-- start Given records --

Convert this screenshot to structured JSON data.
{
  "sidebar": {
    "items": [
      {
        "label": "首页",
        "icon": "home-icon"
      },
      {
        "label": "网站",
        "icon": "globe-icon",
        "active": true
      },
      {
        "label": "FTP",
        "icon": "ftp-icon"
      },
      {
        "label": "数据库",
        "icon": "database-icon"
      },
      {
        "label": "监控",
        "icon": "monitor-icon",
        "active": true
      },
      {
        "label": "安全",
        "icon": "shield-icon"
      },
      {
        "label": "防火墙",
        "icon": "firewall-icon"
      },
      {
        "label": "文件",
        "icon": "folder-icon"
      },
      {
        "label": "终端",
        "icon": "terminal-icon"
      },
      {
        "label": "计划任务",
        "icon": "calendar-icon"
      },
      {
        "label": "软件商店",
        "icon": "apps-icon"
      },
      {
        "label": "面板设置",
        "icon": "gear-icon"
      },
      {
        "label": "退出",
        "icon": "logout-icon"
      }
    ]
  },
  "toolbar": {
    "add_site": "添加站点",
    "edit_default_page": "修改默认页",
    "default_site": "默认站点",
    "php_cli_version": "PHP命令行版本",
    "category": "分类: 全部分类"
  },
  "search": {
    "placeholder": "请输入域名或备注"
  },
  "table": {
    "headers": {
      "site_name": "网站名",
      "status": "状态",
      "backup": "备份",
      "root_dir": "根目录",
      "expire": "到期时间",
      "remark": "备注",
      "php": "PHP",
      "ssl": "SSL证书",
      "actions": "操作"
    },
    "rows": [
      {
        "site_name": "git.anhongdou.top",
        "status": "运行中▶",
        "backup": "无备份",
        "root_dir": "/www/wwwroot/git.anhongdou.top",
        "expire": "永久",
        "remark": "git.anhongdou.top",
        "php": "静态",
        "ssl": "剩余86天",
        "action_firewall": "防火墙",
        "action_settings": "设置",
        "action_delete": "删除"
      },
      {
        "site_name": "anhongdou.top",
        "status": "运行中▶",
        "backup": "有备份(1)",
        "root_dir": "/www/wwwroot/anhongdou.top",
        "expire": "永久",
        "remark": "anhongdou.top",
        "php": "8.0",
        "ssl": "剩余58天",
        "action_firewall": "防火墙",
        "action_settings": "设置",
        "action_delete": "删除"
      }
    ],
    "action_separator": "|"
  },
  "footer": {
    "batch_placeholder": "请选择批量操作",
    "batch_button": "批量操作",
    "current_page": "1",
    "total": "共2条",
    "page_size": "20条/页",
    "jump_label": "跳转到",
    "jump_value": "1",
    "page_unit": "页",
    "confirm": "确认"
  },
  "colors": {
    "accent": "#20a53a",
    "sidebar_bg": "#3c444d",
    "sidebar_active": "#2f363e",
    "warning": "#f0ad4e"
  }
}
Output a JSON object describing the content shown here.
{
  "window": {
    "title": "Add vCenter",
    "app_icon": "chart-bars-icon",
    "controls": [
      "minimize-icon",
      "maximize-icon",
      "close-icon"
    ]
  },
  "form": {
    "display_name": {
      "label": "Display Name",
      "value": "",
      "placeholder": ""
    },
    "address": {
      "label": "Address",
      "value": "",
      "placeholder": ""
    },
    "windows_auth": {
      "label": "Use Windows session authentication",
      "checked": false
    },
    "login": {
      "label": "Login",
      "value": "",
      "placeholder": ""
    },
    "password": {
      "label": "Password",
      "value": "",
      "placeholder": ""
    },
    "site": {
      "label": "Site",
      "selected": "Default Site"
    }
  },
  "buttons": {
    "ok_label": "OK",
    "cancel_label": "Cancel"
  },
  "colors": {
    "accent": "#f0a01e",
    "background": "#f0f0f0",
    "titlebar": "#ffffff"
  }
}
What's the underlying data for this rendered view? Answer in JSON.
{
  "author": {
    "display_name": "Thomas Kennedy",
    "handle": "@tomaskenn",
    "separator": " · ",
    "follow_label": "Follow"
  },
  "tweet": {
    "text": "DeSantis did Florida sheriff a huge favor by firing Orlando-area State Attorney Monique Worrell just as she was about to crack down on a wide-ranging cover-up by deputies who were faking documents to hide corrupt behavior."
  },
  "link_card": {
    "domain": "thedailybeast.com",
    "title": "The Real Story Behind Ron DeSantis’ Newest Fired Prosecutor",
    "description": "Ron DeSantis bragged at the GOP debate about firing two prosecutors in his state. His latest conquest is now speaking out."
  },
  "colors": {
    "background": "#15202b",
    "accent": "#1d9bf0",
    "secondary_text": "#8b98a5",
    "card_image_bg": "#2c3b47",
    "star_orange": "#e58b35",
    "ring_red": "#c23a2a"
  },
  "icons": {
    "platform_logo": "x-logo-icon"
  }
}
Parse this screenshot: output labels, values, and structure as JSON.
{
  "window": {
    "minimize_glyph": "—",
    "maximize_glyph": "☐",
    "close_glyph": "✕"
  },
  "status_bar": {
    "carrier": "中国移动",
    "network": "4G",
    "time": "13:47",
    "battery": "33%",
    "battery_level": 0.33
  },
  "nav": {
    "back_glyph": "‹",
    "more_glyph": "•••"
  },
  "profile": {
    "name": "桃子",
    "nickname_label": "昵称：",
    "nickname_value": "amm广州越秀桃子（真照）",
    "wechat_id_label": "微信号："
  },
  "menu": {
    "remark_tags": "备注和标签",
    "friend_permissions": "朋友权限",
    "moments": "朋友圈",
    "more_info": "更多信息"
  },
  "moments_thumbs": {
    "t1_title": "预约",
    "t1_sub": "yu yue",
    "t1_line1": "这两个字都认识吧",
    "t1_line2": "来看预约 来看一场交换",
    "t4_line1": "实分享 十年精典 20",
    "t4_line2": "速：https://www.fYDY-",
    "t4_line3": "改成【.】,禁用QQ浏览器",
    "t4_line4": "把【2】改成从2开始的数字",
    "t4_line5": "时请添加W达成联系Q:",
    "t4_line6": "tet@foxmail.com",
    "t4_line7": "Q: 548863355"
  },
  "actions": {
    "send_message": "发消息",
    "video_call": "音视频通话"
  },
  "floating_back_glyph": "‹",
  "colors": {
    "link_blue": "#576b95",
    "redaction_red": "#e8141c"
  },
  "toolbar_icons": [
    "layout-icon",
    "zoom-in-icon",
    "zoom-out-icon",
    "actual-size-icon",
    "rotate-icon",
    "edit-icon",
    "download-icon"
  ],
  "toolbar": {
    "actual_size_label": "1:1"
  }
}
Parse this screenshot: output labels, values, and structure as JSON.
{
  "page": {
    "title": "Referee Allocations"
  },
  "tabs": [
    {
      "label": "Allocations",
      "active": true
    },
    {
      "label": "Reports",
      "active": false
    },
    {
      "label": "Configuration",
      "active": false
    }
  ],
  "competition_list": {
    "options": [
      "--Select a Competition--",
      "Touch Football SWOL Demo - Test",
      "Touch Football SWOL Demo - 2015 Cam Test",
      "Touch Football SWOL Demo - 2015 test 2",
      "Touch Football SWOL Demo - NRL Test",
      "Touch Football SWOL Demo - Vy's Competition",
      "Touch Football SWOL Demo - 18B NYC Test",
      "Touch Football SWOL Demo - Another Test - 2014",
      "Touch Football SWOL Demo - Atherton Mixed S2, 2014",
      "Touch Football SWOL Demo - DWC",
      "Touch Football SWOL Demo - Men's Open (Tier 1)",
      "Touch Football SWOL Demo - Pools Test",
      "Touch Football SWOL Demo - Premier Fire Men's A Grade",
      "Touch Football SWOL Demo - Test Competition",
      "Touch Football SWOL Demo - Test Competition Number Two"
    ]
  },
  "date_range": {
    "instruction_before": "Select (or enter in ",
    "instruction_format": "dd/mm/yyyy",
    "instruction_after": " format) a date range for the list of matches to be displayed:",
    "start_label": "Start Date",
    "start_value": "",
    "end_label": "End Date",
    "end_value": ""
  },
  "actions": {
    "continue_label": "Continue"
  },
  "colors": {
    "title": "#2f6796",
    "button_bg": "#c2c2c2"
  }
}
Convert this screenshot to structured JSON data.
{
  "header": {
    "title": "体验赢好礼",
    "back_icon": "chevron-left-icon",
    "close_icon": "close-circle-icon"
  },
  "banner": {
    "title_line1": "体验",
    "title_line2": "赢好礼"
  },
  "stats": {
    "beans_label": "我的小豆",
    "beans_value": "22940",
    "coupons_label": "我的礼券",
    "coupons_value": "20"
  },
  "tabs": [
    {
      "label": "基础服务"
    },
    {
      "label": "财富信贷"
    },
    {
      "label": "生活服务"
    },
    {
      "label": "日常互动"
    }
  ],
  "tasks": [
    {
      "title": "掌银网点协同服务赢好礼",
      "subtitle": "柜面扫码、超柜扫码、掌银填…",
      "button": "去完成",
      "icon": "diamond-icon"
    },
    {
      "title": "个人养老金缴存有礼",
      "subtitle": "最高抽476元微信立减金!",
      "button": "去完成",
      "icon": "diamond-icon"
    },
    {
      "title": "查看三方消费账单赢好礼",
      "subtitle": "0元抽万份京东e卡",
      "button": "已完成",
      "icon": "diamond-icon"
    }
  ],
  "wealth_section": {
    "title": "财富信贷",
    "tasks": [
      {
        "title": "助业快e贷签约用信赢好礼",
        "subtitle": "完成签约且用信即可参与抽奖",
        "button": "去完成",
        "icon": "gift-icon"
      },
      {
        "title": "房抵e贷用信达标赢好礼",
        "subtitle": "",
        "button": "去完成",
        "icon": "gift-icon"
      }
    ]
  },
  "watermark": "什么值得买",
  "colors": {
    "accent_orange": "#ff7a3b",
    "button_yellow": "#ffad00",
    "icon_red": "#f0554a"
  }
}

-- end Given records --

- Problem description: Please list every line of the records that contains "subtitle".

- Reply:
      "subtitle": "柜面扫码、超柜扫码、掌银填…",
      "subtitle": "最高抽476元微信立减金!",
      "subtitle": "0元抽万份京东e卡",
        "subtitle": "完成签约且用信即可参与抽奖",
        "subtitle": "",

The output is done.